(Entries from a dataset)
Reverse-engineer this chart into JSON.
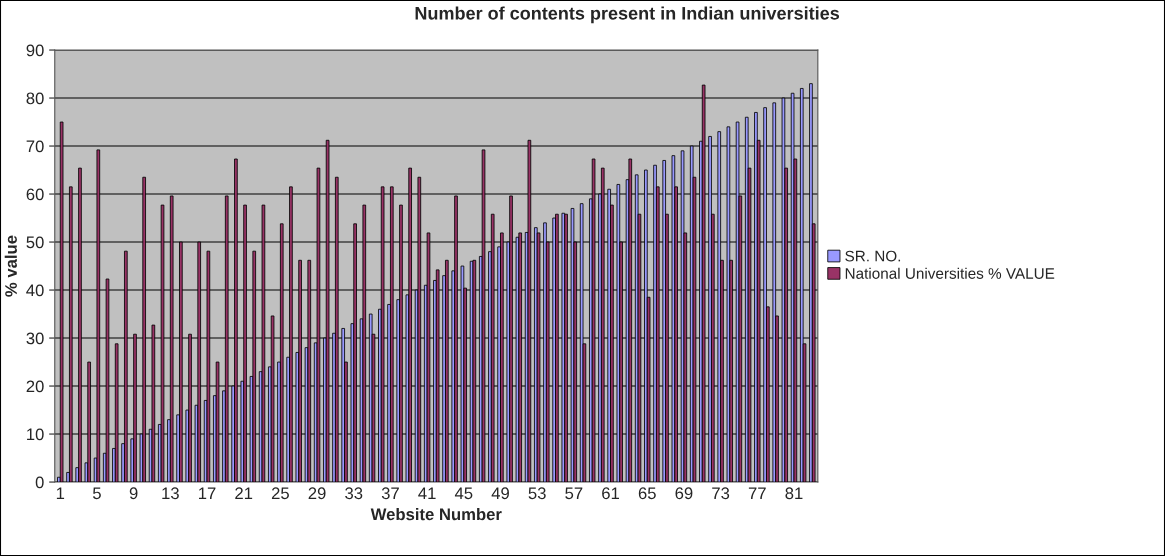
{
  "chart_data": {
    "type": "bar",
    "title": "Number of contents present in Indian universities",
    "xlabel": "Website Number",
    "ylabel": "% value",
    "categories": [
      "1",
      null,
      null,
      null,
      "5",
      null,
      null,
      null,
      "9",
      null,
      null,
      null,
      "13",
      null,
      null,
      null,
      "17",
      null,
      null,
      null,
      "21",
      null,
      null,
      null,
      "25",
      null,
      null,
      null,
      "29",
      null,
      null,
      null,
      "33",
      null,
      null,
      null,
      "37",
      null,
      null,
      null,
      "41",
      null,
      null,
      null,
      "45",
      null,
      null,
      null,
      "49",
      null,
      null,
      null,
      "53",
      null,
      null,
      null,
      "57",
      null,
      null,
      null,
      "61",
      null,
      null,
      null,
      "65",
      null,
      null,
      null,
      "69",
      null,
      null,
      null,
      "73",
      null,
      null,
      null,
      "77",
      null,
      null,
      null,
      "81",
      null,
      null
    ],
    "series": [
      {
        "name": "SR. NO.",
        "color": "#9999ff",
        "values": [
          1,
          2,
          3,
          4,
          5,
          6,
          7,
          8,
          9,
          10,
          11,
          12,
          13,
          14,
          15,
          16,
          17,
          18,
          19,
          20,
          21,
          22,
          23,
          24,
          25,
          26,
          27,
          28,
          29,
          30,
          31,
          32,
          33,
          34,
          35,
          36,
          37,
          38,
          39,
          40,
          41,
          42,
          43,
          44,
          45,
          46,
          47,
          48,
          49,
          50,
          51,
          52,
          53,
          54,
          55,
          56,
          57,
          58,
          59,
          60,
          61,
          62,
          63,
          64,
          65,
          66,
          67,
          68,
          69,
          70,
          71,
          72,
          73,
          74,
          75,
          76,
          77,
          78,
          79,
          80,
          81,
          82,
          83
        ]
      },
      {
        "name": "National Universities % VALUE",
        "color": "#993366",
        "values": [
          75,
          61.5,
          65.4,
          25,
          69.2,
          42.3,
          28.8,
          48.1,
          30.8,
          63.5,
          32.7,
          57.7,
          59.6,
          50,
          30.8,
          50,
          48.1,
          25,
          59.6,
          67.3,
          57.7,
          48.1,
          57.7,
          34.6,
          53.8,
          61.5,
          46.2,
          46.2,
          65.4,
          71.2,
          63.5,
          25,
          53.8,
          57.7,
          30.8,
          61.5,
          61.5,
          57.7,
          65.4,
          63.5,
          51.9,
          44.2,
          46.2,
          59.6,
          40.4,
          46.2,
          69.2,
          55.8,
          51.9,
          59.6,
          51.9,
          71.2,
          51.9,
          50,
          55.8,
          55.8,
          50,
          28.8,
          67.3,
          65.4,
          57.7,
          50,
          67.3,
          55.8,
          38.5,
          61.5,
          55.8,
          61.5,
          51.9,
          63.5,
          82.7,
          55.8,
          46.2,
          46.2,
          59.6,
          65.4,
          71.2,
          36.5,
          34.6,
          65.4,
          67.3,
          28.8,
          53.8
        ]
      }
    ],
    "ylim": [
      0,
      90
    ],
    "yticks": [
      0,
      10,
      20,
      30,
      40,
      50,
      60,
      70,
      80,
      90
    ],
    "grid": "y",
    "legend": "right"
  }
}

- _Exercise objective_: Gather each line in these records that contains the string "name".

- _Response below_:
        "name": "SR. NO.",
        "name": "National Universities % VALUE",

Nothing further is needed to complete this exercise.